Page segmentation data
....................

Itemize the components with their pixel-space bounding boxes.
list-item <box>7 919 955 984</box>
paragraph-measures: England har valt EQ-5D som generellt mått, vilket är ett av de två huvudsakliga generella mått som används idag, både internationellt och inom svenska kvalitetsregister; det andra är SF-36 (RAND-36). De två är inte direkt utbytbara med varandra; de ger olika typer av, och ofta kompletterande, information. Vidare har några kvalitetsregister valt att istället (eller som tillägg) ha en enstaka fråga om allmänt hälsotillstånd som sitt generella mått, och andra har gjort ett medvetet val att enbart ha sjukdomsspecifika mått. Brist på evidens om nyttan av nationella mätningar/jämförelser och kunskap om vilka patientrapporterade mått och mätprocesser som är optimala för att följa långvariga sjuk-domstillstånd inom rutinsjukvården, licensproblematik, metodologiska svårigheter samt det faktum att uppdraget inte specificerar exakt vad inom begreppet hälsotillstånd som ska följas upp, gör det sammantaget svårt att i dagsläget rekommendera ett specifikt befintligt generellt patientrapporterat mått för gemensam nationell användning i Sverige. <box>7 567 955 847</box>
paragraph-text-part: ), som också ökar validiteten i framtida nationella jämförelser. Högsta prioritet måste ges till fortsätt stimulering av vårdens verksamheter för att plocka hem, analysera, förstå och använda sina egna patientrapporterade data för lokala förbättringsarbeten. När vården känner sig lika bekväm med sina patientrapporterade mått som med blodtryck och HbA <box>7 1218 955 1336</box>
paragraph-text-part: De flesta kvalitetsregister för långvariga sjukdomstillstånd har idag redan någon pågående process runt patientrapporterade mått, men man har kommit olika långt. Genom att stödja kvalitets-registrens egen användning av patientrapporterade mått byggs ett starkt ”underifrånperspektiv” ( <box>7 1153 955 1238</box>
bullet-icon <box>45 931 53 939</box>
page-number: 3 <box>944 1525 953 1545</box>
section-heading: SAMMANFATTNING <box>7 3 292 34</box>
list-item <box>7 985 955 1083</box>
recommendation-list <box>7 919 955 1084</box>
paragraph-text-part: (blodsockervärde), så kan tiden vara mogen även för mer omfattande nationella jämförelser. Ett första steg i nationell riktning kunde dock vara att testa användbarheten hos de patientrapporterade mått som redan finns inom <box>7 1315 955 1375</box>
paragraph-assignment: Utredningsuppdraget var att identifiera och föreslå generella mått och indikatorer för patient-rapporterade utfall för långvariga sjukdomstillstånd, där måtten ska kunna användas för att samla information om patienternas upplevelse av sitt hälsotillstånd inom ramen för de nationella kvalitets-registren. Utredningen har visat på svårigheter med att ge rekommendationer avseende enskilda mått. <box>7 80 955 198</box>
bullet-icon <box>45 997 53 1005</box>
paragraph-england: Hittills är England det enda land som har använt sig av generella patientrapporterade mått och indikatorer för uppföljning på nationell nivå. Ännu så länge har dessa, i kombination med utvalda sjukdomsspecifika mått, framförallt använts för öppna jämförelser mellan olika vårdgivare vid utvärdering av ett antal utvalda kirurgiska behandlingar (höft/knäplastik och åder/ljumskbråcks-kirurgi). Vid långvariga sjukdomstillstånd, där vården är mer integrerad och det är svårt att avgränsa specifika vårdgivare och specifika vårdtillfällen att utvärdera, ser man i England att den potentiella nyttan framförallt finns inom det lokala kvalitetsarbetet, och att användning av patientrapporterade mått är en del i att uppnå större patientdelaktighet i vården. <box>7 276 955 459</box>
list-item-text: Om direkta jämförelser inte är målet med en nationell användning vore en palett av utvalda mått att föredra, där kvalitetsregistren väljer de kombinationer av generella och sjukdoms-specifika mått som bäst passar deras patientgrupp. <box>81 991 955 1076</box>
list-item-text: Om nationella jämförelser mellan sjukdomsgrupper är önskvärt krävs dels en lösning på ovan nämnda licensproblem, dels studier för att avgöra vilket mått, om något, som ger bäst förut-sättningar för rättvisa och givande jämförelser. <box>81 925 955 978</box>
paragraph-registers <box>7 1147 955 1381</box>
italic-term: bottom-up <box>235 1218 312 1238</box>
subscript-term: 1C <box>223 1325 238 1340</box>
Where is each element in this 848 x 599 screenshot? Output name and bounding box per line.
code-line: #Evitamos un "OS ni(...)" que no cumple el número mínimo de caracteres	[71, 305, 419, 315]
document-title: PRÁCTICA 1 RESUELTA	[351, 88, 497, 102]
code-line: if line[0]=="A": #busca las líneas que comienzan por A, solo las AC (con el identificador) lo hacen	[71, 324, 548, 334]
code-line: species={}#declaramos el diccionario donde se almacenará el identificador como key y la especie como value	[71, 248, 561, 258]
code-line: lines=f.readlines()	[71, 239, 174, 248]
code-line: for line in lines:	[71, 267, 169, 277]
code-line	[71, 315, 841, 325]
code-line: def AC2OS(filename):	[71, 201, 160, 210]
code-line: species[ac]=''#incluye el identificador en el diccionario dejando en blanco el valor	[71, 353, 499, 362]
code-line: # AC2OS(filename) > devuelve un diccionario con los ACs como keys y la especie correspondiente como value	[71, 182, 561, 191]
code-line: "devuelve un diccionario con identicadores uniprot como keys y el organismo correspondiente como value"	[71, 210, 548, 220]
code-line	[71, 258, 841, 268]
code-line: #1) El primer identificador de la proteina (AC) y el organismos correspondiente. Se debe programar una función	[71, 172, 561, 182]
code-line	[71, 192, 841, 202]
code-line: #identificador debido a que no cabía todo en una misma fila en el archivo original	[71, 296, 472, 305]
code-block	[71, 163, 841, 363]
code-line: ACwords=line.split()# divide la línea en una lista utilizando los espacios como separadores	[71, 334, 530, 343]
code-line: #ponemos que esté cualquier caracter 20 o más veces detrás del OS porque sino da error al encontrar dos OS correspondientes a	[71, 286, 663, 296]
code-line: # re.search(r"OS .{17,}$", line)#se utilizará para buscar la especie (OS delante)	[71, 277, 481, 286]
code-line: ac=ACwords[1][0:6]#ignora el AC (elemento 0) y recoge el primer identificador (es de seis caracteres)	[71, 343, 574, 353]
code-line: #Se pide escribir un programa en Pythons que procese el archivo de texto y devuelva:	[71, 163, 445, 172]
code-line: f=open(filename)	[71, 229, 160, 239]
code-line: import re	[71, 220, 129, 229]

....................

# Your task
Please quote the data above in full, with no line missing.

# Answer
Itemize the components with their pixel-space bounding boxes.
list-item <box>7 919 955 984</box>
paragraph-measures: England har valt EQ-5D som generellt mått, vilket är ett av de två huvudsakliga generella mått som används idag, både internationellt och inom svenska kvalitetsregister; det andra är SF-36 (RAND-36). De två är inte direkt utbytbara med varandra; de ger olika typer av, och ofta kompletterande, information. Vidare har några kvalitetsregister valt att istället (eller som tillägg) ha en enstaka fråga om allmänt hälsotillstånd som sitt generella mått, och andra har gjort ett medvetet val att enbart ha sjukdomsspecifika mått. Brist på evidens om nyttan av nationella mätningar/jämförelser och kunskap om vilka patientrapporterade mått och mätprocesser som är optimala för att följa långvariga sjuk-domstillstånd inom rutinsjukvården, licensproblematik, metodologiska svårigheter samt det faktum att uppdraget inte specificerar exakt vad inom begreppet hälsotillstånd som ska följas upp, gör det sammantaget svårt att i dagsläget rekommendera ett specifikt befintligt generellt patientrapporterat mått för gemensam nationell användning i Sverige. <box>7 567 955 847</box>
paragraph-text-part: ), som också ökar validiteten i framtida nationella jämförelser. Högsta prioritet måste ges till fortsätt stimulering av vårdens verksamheter för att plocka hem, analysera, förstå och använda sina egna patientrapporterade data för lokala förbättringsarbeten. När vården känner sig lika bekväm med sina patientrapporterade mått som med blodtryck och HbA <box>7 1218 955 1336</box>
paragraph-text-part: De flesta kvalitetsregister för långvariga sjukdomstillstånd har idag redan någon pågående process runt patientrapporterade mått, men man har kommit olika långt. Genom att stödja kvalitets-registrens egen användning av patientrapporterade mått byggs ett starkt ”underifrånperspektiv” ( <box>7 1153 955 1238</box>
bullet-icon <box>45 931 53 939</box>
page-number: 3 <box>944 1525 953 1545</box>
section-heading: SAMMANFATTNING <box>7 3 292 34</box>
list-item <box>7 985 955 1083</box>
recommendation-list <box>7 919 955 1084</box>
paragraph-text-part: (blodsockervärde), så kan tiden vara mogen även för mer omfattande nationella jämförelser. Ett första steg i nationell riktning kunde dock vara att testa användbarheten hos de patientrapporterade mått som redan finns inom <box>7 1315 955 1375</box>
paragraph-assignment: Utredningsuppdraget var att identifiera och föreslå generella mått och indikatorer för patient-rapporterade utfall för långvariga sjukdomstillstånd, där måtten ska kunna användas för att samla information om patienternas upplevelse av sitt hälsotillstånd inom ramen för de nationella kvalitets-registren. Utredningen har visat på svårigheter med att ge rekommendationer avseende enskilda mått. <box>7 80 955 198</box>
bullet-icon <box>45 997 53 1005</box>
paragraph-england: Hittills är England det enda land som har använt sig av generella patientrapporterade mått och indikatorer för uppföljning på nationell nivå. Ännu så länge har dessa, i kombination med utvalda sjukdomsspecifika mått, framförallt använts för öppna jämförelser mellan olika vårdgivare vid utvärdering av ett antal utvalda kirurgiska behandlingar (höft/knäplastik och åder/ljumskbråcks-kirurgi). Vid långvariga sjukdomstillstånd, där vården är mer integrerad och det är svårt att avgränsa specifika vårdgivare och specifika vårdtillfällen att utvärdera, ser man i England att den potentiella nyttan framförallt finns inom det lokala kvalitetsarbetet, och att användning av patientrapporterade mått är en del i att uppnå större patientdelaktighet i vården. <box>7 276 955 459</box>
list-item-text: Om direkta jämförelser inte är målet med en nationell användning vore en palett av utvalda mått att föredra, där kvalitetsregistren väljer de kombinationer av generella och sjukdoms-specifika mått som bäst passar deras patientgrupp. <box>81 991 955 1076</box>
list-item-text: Om nationella jämförelser mellan sjukdomsgrupper är önskvärt krävs dels en lösning på ovan nämnda licensproblem, dels studier för att avgöra vilket mått, om något, som ger bäst förut-sättningar för rättvisa och givande jämförelser. <box>81 925 955 978</box>
paragraph-registers <box>7 1147 955 1381</box>
italic-term: bottom-up <box>235 1218 312 1238</box>
subscript-term: 1C <box>223 1325 238 1340</box>
Where is each element in this 848 x 599 screenshot? Output name and bounding box per line.
code-line: #Evitamos un "OS ni(...)" que no cumple el número mínimo de caracteres	[71, 305, 419, 315]
document-title: PRÁCTICA 1 RESUELTA	[351, 88, 497, 102]
code-line: if line[0]=="A": #busca las líneas que comienzan por A, solo las AC (con el identificador) lo hacen	[71, 324, 548, 334]
code-line: species={}#declaramos el diccionario donde se almacenará el identificador como key y la especie como value	[71, 248, 561, 258]
code-line: lines=f.readlines()	[71, 239, 174, 248]
code-line: for line in lines:	[71, 267, 169, 277]
code-line	[71, 315, 841, 325]
code-line: def AC2OS(filename):	[71, 201, 160, 210]
code-line: species[ac]=''#incluye el identificador en el diccionario dejando en blanco el valor	[71, 353, 499, 362]
code-line: # AC2OS(filename) > devuelve un diccionario con los ACs como keys y la especie correspondiente como value	[71, 182, 561, 191]
code-line: "devuelve un diccionario con identicadores uniprot como keys y el organismo correspondiente como value"	[71, 210, 548, 220]
code-line	[71, 258, 841, 268]
code-line: #1) El primer identificador de la proteina (AC) y el organismos correspondiente. Se debe programar una función	[71, 172, 561, 182]
code-line	[71, 192, 841, 202]
code-line: #identificador debido a que no cabía todo en una misma fila en el archivo original	[71, 296, 472, 305]
code-block	[71, 163, 841, 363]
code-line: ACwords=line.split()# divide la línea en una lista utilizando los espacios como separadores	[71, 334, 530, 343]
code-line: #ponemos que esté cualquier caracter 20 o más veces detrás del OS porque sino da error al encontrar dos OS correspondientes a	[71, 286, 663, 296]
code-line: # re.search(r"OS .{17,}$", line)#se utilizará para buscar la especie (OS delante)	[71, 277, 481, 286]
code-line: ac=ACwords[1][0:6]#ignora el AC (elemento 0) y recoge el primer identificador (es de seis caracteres)	[71, 343, 574, 353]
code-line: #Se pide escribir un programa en Pythons que procese el archivo de texto y devuelva:	[71, 163, 445, 172]
code-line: f=open(filename)	[71, 229, 160, 239]
code-line: import re	[71, 220, 129, 229]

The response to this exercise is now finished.